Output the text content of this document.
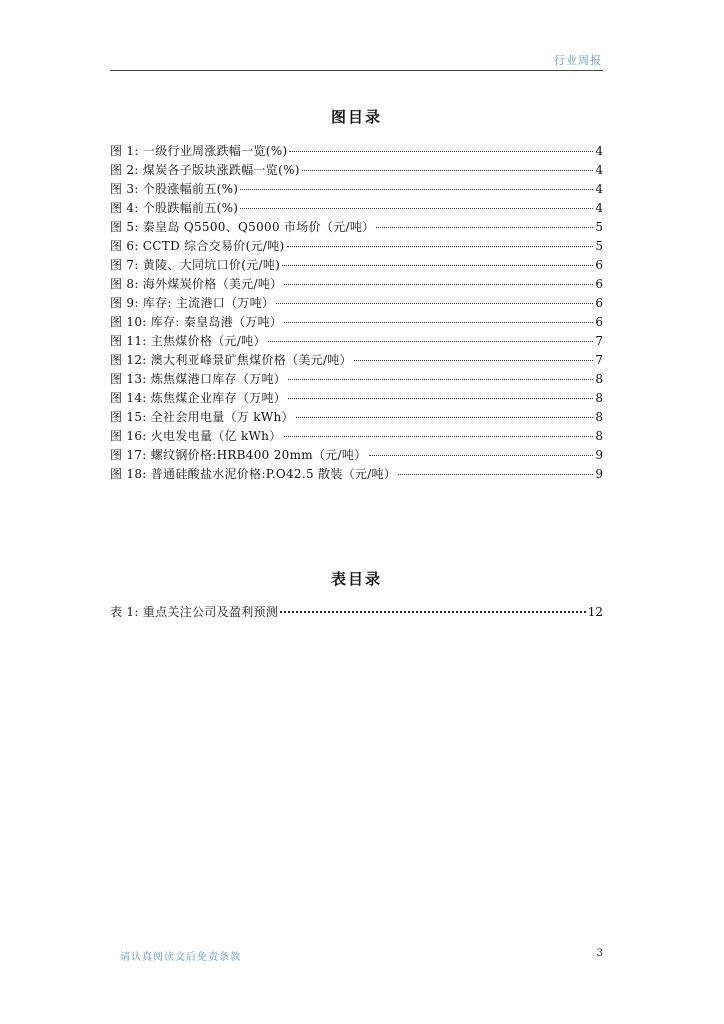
行业周报
图目录
图 1: 一级行业周涨跌幅一览(%)	4
图 2: 煤炭各子版块涨跌幅一览(%)	4
图 3: 个股涨幅前五(%)	4
图 4: 个股跌幅前五(%)	4
图 5: 秦皇岛 Q5500、Q5000 市场价（元/吨）	5
图 6: CCTD 综合交易价(元/吨)	5
图 7: 黄陵、大同坑口价(元/吨)	6
图 8: 海外煤炭价格（美元/吨）	6
图 9: 库存: 主流港口（万吨）	6
图 10: 库存: 秦皇岛港（万吨）	6
图 11: 主焦煤价格（元/吨）	7
图 12: 澳大利亚峰景矿焦煤价格（美元/吨）	7
图 13: 炼焦煤港口库存（万吨）	8
图 14: 炼焦煤企业库存（万吨）	8
图 15: 全社会用电量（万 kWh）	8
图 16: 火电发电量（亿 kWh）	8
图 17: 螺纹钢价格:HRB400 20mm（元/吨）	9
图 18: 普通硅酸盐水泥价格:P.O42.5 散装（元/吨）	9
表目录
表 1: 重点关注公司及盈利预测	12
请认真阅读文后免责条款	3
▬▬▬▬▬▬
Repeat each entry above word for word, leaving every picture out.

--- Problem solution ---
Output the text content of this document.
行业周报
图目录
图 1: 一级行业周涨跌幅一览(%)	4
图 2: 煤炭各子版块涨跌幅一览(%)	4
图 3: 个股涨幅前五(%)	4
图 4: 个股跌幅前五(%)	4
图 5: 秦皇岛 Q5500、Q5000 市场价（元/吨）	5
图 6: CCTD 综合交易价(元/吨)	5
图 7: 黄陵、大同坑口价(元/吨)	6
图 8: 海外煤炭价格（美元/吨）	6
图 9: 库存: 主流港口（万吨）	6
图 10: 库存: 秦皇岛港（万吨）	6
图 11: 主焦煤价格（元/吨）	7
图 12: 澳大利亚峰景矿焦煤价格（美元/吨）	7
图 13: 炼焦煤港口库存（万吨）	8
图 14: 炼焦煤企业库存（万吨）	8
图 15: 全社会用电量（万 kWh）	8
图 16: 火电发电量（亿 kWh）	8
图 17: 螺纹钢价格:HRB400 20mm（元/吨）	9
图 18: 普通硅酸盐水泥价格:P.O42.5 散装（元/吨）	9
表目录
表 1: 重点关注公司及盈利预测	12
请认真阅读文后免责条款	3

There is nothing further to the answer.